**WHAT THIS TASK INVOLVES**
Leaving the pictures aside, transcribe every line below exactly.

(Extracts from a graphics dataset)
***

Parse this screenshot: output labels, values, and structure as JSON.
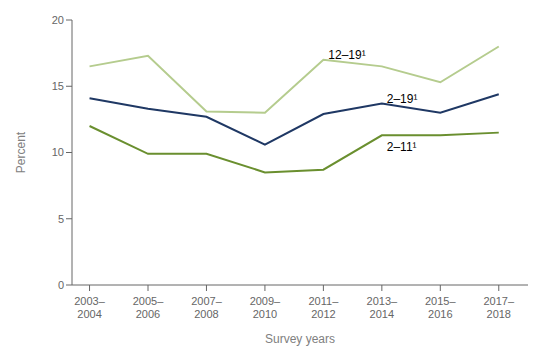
{
  "chart_data": {
    "type": "line",
    "xlabel": "Survey years",
    "ylabel": "Percent",
    "categories": [
      "2003–\n2004",
      "2005–\n2006",
      "2007–\n2008",
      "2009–\n2010",
      "2011–\n2012",
      "2013–\n2014",
      "2015–\n2016",
      "2017–\n2018"
    ],
    "xlim": [
      -0.3,
      7.5
    ],
    "ylim": [
      0,
      20
    ],
    "yticks": [
      0,
      5,
      10,
      15,
      20
    ],
    "grid": false,
    "series": [
      {
        "name": "12–19¹",
        "color": "#b5cc8e",
        "values": [
          16.5,
          17.3,
          13.1,
          13.0,
          17.0,
          16.5,
          15.3,
          18.0
        ]
      },
      {
        "name": "2–19¹",
        "color": "#1f3864",
        "values": [
          14.1,
          13.3,
          12.7,
          10.6,
          12.9,
          13.7,
          13.0,
          14.4
        ]
      },
      {
        "name": "2–11¹",
        "color": "#6a8f2f",
        "values": [
          12.0,
          9.9,
          9.9,
          8.5,
          8.7,
          11.3,
          11.3,
          11.5
        ]
      }
    ],
    "annotations": [
      {
        "text": "12–19¹",
        "x": 4.05,
        "y": 17.35
      },
      {
        "text": "2–19¹",
        "x": 5.05,
        "y": 14.05
      },
      {
        "text": "2–11¹",
        "x": 5.05,
        "y": 10.45
      }
    ]
  }
}
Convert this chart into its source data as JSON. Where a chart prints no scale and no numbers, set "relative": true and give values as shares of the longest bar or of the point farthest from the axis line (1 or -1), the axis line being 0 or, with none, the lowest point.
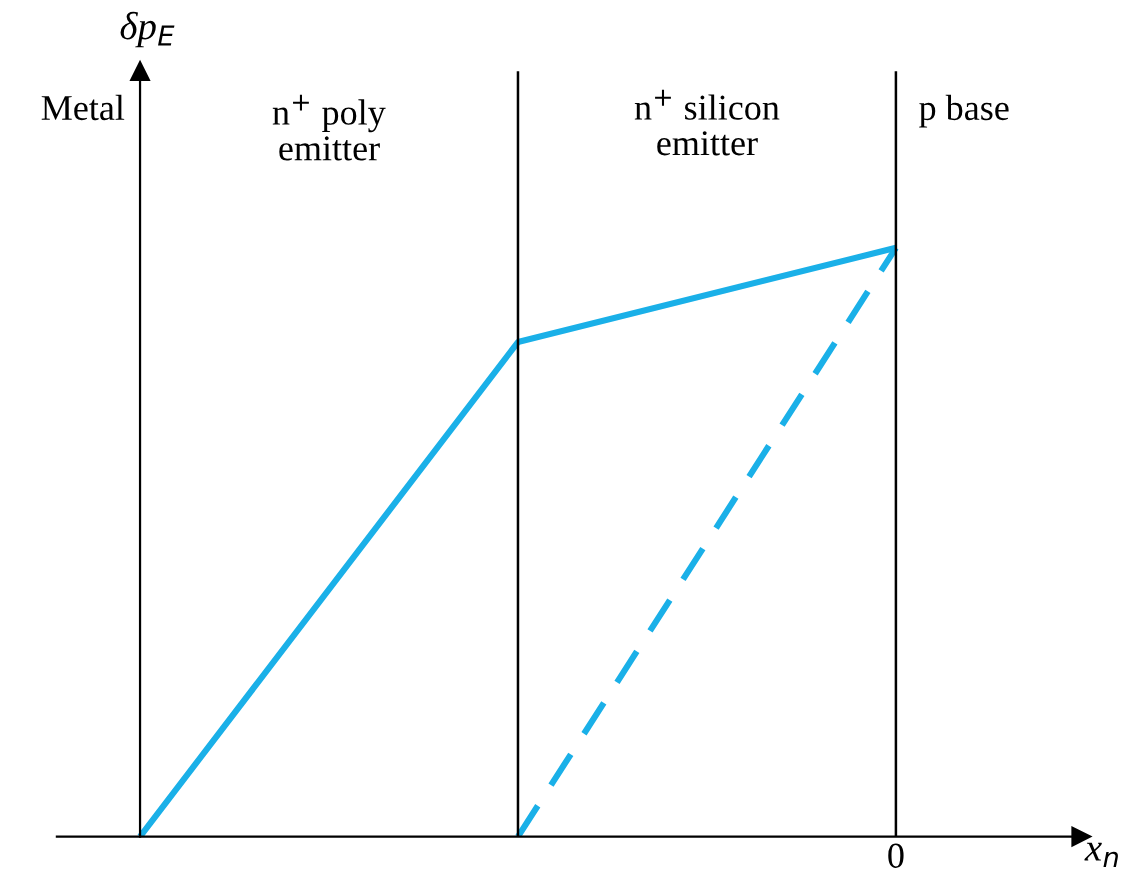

***

**FINAL RESULT**
Parse this screenshot: output labels, values, and structure as JSON.
{
  "chart_data": {
    "type": "line",
    "xlabel": "Survey years",
    "ylabel": "Percent",
    "categories": [
      "2003–\n2004",
      "2005–\n2006",
      "2007–\n2008",
      "2009–\n2010",
      "2011–\n2012",
      "2013–\n2014",
      "2015–\n2016",
      "2017–\n2018"
    ],
    "xlim": [
      -0.3,
      7.5
    ],
    "ylim": [
      0,
      20
    ],
    "yticks": [
      0,
      5,
      10,
      15,
      20
    ],
    "grid": false,
    "series": [
      {
        "name": "12–19¹",
        "color": "#b5cc8e",
        "values": [
          16.5,
          17.3,
          13.1,
          13.0,
          17.0,
          16.5,
          15.3,
          18.0
        ]
      },
      {
        "name": "2–19¹",
        "color": "#1f3864",
        "values": [
          14.1,
          13.3,
          12.7,
          10.6,
          12.9,
          13.7,
          13.0,
          14.4
        ]
      },
      {
        "name": "2–11¹",
        "color": "#6a8f2f",
        "values": [
          12.0,
          9.9,
          9.9,
          8.5,
          8.7,
          11.3,
          11.3,
          11.5
        ]
      }
    ],
    "annotations": [
      {
        "text": "12–19¹",
        "x": 4.05,
        "y": 17.35
      },
      {
        "text": "2–19¹",
        "x": 5.05,
        "y": 14.05
      },
      {
        "text": "2–11¹",
        "x": 5.05,
        "y": 10.45
      }
    ]
  }
}
Convert this chart into its source data as JSON. Where a chart prints no scale and no numbers, set "relative": true and give values as shares of the longest bar or of the point farthest from the axis line (1 or -1), the axis line being 0 or, with none, the lowest point.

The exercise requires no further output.